■ **Short exercise**: In the listing below, find every line containing "true" and copy it out.
****************
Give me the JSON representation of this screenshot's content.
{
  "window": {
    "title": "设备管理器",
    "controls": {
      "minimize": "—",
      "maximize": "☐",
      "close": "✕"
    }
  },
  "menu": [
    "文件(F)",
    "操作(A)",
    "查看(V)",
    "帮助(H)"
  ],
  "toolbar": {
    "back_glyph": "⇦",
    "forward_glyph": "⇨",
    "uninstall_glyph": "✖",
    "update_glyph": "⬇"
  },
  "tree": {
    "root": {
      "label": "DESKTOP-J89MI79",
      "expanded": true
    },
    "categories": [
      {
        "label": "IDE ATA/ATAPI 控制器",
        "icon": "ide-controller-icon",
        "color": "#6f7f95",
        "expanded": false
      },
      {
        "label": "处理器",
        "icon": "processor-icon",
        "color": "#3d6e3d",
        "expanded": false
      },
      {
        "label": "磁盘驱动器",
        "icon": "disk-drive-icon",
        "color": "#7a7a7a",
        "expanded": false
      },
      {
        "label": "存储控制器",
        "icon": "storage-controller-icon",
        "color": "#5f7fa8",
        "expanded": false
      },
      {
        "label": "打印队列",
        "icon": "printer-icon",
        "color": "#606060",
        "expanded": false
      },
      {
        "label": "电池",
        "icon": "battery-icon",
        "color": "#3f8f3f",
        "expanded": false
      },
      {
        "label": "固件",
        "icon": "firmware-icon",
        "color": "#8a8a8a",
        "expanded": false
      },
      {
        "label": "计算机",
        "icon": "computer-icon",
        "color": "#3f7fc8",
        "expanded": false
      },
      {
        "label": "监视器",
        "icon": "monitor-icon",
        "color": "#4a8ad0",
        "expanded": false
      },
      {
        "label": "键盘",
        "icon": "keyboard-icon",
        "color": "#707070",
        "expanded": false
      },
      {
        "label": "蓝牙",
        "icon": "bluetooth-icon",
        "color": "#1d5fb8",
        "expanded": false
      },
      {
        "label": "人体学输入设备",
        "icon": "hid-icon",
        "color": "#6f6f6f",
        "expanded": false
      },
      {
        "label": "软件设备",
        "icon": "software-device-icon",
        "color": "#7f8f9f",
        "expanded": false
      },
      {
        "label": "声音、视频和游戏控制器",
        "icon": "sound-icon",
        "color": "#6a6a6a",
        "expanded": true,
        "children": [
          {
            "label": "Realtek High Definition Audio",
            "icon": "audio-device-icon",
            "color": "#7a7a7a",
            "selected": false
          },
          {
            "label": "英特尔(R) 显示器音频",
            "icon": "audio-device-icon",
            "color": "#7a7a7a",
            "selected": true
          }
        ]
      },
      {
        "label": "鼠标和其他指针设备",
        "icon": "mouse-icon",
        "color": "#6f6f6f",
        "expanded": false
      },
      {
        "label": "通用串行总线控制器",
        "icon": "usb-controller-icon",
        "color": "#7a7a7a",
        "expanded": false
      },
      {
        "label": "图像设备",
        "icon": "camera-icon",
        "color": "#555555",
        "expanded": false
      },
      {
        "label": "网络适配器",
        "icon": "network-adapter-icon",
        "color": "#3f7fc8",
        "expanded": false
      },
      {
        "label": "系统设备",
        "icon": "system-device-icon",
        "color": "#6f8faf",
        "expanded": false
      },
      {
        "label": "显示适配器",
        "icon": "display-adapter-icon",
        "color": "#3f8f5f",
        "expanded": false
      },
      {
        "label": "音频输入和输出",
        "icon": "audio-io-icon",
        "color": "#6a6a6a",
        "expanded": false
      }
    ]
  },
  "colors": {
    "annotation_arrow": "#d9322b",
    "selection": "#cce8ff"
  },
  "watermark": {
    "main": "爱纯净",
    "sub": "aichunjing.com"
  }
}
****************
■ **Finished task**:
      "expanded": true
        "expanded": true,
            "selected": true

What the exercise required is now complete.